**Challenge:** Which lines in the material below contain the word "screenshot"? Copy each of them.

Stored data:
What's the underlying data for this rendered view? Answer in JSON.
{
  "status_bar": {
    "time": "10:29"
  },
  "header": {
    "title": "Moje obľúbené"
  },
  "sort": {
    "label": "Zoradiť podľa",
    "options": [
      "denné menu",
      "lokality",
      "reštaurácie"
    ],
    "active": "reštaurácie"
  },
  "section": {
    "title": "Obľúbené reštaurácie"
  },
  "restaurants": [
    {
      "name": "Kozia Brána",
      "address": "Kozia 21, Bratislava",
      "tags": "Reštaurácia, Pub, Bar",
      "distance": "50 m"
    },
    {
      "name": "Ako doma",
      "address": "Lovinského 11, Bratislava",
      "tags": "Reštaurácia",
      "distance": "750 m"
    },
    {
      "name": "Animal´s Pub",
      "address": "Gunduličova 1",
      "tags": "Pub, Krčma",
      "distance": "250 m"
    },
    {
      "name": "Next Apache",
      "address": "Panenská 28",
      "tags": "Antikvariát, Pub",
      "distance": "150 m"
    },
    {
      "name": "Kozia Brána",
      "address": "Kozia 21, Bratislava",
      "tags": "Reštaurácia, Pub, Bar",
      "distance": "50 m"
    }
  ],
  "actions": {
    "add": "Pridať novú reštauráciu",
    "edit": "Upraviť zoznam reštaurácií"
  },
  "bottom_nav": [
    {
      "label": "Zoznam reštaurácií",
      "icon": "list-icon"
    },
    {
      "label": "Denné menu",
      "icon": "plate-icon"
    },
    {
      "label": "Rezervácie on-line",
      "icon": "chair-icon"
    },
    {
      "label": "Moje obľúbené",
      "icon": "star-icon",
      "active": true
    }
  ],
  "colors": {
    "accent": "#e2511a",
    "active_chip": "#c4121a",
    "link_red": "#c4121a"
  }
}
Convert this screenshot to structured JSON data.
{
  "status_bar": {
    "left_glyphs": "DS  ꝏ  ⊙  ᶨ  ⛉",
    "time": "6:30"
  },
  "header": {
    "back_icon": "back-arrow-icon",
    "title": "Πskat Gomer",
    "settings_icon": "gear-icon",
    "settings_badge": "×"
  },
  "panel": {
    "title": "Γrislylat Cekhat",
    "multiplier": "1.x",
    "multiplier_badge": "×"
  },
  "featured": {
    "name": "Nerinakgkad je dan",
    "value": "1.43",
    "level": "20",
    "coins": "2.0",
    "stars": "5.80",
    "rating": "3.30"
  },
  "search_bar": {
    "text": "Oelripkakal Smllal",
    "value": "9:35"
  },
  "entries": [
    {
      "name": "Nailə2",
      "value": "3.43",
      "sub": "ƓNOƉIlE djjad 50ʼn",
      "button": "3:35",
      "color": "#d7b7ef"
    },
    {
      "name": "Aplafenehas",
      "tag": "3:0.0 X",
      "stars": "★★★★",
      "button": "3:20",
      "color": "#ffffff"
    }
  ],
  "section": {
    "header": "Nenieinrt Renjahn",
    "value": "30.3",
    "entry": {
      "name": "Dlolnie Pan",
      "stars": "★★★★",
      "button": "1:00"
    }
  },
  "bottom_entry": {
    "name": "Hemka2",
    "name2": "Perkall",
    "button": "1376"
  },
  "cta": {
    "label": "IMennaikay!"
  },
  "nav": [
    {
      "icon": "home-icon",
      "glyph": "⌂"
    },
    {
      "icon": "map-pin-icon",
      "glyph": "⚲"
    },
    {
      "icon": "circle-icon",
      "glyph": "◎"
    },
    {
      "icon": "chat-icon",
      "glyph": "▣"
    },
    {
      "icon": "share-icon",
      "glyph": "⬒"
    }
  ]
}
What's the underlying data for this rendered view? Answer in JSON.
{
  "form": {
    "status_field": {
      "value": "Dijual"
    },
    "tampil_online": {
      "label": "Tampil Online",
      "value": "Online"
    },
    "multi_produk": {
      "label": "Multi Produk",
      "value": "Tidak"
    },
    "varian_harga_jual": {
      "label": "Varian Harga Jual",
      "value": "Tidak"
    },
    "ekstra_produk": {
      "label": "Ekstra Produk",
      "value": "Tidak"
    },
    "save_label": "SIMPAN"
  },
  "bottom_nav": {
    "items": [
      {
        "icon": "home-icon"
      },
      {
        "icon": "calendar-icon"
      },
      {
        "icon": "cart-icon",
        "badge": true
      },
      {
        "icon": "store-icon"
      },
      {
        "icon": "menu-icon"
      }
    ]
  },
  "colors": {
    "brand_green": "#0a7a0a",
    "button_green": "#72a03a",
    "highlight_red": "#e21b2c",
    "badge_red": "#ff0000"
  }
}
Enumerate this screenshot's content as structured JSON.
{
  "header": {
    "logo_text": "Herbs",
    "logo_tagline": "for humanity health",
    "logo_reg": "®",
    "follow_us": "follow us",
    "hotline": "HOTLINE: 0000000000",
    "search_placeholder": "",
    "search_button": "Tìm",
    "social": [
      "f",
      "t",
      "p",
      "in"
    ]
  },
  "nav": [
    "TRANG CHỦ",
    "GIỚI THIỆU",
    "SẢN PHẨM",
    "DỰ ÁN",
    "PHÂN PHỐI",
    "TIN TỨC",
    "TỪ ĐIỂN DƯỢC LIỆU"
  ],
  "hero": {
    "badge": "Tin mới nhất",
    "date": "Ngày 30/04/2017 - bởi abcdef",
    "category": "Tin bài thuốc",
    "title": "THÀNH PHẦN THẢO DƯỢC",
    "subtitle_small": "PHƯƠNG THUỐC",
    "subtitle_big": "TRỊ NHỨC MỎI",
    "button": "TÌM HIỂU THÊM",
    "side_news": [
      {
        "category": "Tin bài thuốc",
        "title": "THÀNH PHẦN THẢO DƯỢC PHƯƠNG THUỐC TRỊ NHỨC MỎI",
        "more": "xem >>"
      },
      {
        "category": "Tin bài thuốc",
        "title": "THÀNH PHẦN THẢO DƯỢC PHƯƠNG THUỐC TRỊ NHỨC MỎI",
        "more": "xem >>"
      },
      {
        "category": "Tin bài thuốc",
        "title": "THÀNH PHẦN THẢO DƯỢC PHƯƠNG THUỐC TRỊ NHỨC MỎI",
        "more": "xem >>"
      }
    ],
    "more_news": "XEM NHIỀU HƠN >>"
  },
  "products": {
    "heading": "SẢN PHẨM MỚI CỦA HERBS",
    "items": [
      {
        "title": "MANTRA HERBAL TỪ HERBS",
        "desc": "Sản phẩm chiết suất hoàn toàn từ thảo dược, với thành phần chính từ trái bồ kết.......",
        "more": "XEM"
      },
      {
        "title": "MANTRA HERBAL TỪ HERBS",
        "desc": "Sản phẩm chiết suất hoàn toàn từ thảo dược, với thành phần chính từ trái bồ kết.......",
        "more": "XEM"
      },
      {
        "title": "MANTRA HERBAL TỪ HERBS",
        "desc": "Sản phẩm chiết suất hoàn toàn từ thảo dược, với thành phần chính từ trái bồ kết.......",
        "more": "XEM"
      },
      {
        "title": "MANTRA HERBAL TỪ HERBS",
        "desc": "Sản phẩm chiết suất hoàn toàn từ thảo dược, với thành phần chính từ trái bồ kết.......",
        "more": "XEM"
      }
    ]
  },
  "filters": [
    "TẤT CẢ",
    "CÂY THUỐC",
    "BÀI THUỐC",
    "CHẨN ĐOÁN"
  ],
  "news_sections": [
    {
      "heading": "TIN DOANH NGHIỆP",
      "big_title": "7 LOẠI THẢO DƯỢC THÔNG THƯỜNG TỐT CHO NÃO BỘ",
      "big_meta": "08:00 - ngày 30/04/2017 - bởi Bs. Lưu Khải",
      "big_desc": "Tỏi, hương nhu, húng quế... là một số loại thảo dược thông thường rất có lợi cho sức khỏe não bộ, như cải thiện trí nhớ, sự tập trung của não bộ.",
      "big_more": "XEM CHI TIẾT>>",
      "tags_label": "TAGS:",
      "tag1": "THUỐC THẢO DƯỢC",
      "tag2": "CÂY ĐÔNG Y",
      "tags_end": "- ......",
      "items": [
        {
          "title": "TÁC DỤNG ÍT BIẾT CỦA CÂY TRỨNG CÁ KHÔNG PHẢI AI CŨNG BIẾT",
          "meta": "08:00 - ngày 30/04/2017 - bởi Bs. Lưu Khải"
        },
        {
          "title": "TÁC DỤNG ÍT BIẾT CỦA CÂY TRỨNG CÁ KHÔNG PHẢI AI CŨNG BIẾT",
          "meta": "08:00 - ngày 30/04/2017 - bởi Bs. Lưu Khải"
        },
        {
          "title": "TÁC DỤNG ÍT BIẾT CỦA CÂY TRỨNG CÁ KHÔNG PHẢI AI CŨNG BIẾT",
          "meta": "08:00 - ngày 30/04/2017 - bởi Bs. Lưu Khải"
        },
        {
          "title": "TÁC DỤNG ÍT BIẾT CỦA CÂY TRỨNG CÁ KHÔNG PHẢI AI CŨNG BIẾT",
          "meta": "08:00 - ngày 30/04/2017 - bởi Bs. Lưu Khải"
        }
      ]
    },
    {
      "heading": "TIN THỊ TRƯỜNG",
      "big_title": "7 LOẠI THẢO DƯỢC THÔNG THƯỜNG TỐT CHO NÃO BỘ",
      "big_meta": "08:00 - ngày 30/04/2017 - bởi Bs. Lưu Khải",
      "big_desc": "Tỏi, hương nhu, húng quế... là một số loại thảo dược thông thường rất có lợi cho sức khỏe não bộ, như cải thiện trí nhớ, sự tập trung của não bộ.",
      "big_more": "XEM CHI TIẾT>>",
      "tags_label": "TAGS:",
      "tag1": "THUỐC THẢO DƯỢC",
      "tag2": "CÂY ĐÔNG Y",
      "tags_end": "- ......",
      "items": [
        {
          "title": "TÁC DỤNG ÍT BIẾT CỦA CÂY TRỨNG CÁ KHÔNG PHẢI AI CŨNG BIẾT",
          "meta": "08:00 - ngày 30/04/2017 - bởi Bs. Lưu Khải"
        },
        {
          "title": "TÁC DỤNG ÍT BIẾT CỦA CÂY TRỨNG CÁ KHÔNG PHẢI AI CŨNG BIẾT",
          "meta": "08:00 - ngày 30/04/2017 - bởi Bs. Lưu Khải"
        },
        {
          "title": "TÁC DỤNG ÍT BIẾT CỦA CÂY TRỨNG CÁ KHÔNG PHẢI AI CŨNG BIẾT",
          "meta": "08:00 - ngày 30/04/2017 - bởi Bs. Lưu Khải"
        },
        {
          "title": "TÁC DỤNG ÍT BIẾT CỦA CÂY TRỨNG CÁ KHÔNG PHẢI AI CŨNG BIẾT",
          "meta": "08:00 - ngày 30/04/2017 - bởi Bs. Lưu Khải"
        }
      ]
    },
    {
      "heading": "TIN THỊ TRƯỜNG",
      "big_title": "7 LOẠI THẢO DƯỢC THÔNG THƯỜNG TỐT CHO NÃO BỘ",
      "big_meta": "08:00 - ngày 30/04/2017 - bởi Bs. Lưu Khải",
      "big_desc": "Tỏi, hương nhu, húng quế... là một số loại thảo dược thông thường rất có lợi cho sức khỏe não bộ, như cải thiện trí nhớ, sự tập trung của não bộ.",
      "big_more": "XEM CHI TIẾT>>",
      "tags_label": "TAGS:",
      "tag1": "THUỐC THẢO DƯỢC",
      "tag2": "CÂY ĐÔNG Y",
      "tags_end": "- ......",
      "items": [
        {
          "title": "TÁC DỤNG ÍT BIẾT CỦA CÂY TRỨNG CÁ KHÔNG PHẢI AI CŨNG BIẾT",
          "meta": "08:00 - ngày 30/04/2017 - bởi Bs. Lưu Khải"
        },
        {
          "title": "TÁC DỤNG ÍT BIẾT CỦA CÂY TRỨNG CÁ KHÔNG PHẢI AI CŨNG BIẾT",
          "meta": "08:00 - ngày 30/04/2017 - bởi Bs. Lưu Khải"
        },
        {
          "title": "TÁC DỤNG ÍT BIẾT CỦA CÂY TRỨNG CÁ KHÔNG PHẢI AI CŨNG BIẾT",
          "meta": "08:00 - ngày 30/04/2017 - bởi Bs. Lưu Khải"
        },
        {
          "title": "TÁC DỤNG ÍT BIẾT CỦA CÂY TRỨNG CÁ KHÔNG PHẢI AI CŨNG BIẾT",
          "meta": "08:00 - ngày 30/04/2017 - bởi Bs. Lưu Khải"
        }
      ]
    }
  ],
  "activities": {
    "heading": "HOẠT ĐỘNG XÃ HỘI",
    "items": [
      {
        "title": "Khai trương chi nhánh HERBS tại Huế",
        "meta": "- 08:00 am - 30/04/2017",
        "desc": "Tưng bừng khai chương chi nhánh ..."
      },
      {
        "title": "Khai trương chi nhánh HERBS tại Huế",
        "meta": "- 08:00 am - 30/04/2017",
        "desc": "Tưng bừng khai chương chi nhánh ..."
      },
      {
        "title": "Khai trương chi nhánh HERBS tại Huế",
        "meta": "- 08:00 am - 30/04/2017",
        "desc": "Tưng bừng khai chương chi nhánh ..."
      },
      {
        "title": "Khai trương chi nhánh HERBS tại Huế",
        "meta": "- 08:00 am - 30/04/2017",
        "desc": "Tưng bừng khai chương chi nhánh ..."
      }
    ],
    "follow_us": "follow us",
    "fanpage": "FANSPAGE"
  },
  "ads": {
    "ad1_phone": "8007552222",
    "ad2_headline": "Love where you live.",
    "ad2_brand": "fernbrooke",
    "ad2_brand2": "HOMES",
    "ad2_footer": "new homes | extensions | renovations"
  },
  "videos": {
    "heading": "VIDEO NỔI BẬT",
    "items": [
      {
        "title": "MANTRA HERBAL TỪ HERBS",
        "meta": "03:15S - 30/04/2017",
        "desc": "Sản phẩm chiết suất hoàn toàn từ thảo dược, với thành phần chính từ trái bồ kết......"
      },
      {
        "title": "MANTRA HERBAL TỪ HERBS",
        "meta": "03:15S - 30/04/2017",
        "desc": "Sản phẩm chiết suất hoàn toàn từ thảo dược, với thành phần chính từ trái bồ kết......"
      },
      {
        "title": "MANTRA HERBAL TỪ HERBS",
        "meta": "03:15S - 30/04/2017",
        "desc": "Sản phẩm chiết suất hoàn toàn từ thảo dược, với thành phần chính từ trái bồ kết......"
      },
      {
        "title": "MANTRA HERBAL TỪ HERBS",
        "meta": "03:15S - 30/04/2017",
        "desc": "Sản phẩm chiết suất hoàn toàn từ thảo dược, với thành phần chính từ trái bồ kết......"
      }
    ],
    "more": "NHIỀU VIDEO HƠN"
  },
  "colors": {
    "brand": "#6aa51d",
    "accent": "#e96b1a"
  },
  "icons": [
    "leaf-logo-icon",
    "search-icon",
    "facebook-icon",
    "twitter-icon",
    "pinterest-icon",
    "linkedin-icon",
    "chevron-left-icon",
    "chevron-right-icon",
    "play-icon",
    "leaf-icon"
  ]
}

**Response to the task:**
Convert this screenshot to structured JSON data.
Enumerate this screenshot's content as structured JSON.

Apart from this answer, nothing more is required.